▶ **Instruction**
Check every line of the entries below for the word "определение", and copy the ones that have it.

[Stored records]
- - - - - - -

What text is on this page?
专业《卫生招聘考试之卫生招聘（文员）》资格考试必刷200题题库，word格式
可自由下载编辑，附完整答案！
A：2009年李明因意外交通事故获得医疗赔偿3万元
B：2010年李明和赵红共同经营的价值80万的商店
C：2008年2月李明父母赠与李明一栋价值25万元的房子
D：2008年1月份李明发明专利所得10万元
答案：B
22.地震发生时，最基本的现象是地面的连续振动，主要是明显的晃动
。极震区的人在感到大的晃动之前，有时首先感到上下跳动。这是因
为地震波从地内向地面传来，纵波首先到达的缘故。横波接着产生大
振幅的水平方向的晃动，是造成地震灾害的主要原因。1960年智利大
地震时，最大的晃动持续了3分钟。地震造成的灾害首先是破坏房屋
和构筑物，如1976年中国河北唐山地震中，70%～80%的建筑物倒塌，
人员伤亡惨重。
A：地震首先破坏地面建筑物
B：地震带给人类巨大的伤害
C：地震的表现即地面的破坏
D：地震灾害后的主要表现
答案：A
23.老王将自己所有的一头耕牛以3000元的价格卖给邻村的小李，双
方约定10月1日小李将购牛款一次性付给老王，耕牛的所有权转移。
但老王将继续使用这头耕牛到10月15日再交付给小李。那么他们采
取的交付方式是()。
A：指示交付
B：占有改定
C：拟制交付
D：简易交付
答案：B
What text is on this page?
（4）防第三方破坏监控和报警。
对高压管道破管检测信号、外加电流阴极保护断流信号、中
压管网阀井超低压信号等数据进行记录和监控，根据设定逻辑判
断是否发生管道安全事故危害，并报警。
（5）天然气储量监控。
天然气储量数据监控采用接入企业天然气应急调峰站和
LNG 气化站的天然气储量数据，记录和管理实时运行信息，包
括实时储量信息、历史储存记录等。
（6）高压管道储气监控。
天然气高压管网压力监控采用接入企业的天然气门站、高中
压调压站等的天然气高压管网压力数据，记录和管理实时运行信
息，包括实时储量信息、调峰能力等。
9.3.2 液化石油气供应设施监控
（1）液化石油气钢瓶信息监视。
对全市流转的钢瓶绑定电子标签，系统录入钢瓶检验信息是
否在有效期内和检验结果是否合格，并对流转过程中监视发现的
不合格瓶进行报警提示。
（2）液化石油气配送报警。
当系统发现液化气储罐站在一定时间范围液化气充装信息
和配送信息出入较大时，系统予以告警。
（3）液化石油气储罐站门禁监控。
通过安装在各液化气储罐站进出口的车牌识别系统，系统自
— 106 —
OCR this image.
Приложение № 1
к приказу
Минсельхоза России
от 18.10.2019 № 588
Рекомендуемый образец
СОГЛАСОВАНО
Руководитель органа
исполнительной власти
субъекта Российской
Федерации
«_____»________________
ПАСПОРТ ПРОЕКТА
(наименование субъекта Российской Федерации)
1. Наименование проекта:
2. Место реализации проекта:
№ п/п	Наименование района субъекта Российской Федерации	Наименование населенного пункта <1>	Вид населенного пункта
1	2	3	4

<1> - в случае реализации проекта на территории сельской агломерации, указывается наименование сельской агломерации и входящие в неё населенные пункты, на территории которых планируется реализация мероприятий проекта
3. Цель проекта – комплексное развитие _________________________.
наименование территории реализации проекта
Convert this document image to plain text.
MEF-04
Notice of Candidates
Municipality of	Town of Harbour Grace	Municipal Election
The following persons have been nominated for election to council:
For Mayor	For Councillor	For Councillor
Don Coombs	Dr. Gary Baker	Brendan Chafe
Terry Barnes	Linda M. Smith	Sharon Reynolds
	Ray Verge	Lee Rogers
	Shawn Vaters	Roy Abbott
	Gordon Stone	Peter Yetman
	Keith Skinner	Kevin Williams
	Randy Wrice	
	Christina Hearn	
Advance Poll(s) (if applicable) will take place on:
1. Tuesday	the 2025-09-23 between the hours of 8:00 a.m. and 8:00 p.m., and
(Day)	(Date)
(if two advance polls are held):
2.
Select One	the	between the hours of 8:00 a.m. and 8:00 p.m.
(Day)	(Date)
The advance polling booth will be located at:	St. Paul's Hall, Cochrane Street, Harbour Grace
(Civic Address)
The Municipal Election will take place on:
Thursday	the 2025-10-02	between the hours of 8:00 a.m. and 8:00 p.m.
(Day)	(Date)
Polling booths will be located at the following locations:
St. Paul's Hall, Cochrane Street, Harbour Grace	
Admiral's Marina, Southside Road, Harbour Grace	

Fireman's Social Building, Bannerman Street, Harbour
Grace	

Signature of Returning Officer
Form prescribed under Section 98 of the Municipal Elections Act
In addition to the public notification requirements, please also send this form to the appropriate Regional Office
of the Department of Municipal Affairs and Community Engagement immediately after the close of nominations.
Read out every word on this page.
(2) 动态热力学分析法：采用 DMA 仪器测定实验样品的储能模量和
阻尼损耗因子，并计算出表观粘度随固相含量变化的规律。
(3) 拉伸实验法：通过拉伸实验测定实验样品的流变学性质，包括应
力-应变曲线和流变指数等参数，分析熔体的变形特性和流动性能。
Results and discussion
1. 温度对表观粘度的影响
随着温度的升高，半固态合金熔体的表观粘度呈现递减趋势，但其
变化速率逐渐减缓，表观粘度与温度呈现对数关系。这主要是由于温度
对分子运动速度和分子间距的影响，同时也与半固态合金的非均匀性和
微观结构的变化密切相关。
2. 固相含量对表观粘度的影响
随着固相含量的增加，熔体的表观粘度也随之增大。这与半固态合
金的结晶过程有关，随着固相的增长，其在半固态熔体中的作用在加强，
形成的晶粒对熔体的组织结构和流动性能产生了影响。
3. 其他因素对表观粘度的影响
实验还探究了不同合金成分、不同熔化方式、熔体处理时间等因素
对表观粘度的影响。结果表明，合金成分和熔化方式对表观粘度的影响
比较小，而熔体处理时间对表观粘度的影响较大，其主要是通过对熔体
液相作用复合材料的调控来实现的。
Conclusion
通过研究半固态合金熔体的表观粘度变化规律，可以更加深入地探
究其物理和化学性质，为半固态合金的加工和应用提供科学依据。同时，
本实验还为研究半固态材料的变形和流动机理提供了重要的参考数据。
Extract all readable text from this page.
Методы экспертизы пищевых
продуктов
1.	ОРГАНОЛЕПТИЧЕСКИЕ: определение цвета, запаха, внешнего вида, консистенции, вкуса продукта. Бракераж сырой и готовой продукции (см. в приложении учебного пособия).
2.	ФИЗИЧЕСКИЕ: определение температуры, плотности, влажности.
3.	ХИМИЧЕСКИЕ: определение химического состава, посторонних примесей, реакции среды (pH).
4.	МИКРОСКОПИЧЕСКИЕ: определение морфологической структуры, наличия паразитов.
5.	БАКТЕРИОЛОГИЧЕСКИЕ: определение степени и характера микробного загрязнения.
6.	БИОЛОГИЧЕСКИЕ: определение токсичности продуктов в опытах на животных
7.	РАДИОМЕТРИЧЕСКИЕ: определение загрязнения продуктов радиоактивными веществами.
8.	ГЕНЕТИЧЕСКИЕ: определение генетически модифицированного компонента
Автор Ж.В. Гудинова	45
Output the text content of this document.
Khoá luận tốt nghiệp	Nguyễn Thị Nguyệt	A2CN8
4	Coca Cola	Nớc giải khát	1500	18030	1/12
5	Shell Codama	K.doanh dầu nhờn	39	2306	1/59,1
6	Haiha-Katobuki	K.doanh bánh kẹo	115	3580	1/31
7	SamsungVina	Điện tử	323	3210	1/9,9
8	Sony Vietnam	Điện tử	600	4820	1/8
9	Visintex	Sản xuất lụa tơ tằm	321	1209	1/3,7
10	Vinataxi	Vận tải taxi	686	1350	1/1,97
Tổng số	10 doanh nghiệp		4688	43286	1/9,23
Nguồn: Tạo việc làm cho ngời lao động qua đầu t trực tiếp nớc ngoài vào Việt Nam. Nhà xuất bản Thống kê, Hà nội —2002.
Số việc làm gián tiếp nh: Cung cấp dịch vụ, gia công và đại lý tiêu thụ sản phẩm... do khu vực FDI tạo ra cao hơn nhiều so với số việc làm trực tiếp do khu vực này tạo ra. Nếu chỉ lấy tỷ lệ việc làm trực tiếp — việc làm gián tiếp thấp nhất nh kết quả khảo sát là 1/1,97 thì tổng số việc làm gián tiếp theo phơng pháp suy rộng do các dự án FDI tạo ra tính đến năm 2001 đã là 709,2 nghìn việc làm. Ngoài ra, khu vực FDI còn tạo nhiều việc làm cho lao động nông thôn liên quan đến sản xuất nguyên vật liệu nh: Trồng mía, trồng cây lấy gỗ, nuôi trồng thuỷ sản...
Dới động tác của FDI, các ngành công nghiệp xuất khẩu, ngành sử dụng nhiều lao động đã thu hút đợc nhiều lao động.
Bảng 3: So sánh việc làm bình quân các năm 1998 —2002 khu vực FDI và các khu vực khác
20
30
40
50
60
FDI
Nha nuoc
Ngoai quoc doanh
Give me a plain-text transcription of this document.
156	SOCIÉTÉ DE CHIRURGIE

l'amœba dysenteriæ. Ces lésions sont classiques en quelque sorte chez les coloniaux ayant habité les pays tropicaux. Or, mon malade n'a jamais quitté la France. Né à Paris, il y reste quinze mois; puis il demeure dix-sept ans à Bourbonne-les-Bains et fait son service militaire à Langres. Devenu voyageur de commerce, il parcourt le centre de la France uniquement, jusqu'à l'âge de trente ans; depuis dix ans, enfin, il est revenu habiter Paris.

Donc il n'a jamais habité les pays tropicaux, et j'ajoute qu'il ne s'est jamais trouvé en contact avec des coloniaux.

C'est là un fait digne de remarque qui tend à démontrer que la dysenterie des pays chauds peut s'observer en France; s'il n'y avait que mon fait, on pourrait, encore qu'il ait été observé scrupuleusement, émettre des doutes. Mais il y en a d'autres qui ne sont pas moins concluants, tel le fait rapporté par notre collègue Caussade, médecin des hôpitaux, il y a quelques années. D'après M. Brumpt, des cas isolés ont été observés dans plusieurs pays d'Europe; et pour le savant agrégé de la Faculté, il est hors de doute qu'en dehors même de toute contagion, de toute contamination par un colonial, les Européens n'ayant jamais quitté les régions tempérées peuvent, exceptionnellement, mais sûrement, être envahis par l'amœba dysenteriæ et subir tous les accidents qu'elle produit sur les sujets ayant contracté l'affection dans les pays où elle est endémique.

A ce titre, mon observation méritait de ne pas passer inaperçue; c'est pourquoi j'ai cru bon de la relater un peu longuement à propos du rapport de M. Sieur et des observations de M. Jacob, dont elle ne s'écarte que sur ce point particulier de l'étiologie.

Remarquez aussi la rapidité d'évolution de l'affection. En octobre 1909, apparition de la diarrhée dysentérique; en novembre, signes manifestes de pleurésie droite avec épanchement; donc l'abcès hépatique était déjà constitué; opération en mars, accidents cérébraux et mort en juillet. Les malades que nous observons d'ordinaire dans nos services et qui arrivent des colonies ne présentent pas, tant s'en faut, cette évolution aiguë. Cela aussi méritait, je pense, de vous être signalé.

- - - - - - -

▶ **Response to the exercise**
1.	ОРГАНОЛЕПТИЧЕСКИЕ: определение цвета, запаха, внешнего вида, консистенции, вкуса продукта. Бракераж сырой и готовой продукции (см. в приложении учебного пособия).
2.	ФИЗИЧЕСКИЕ: определение температуры, плотности, влажности.
3.	ХИМИЧЕСКИЕ: определение химического состава, посторонних примесей, реакции среды (pH).
4.	МИКРОСКОПИЧЕСКИЕ: определение морфологической структуры, наличия паразитов.
5.	БАКТЕРИОЛОГИЧЕСКИЕ: определение степени и характера микробного загрязнения.
6.	БИОЛОГИЧЕСКИЕ: определение токсичности продуктов в опытах на животных
7.	РАДИОМЕТРИЧЕСКИЕ: определение загрязнения продуктов радиоактивными веществами.
8.	ГЕНЕТИЧЕСКИЕ: определение генетически модифицированного компонента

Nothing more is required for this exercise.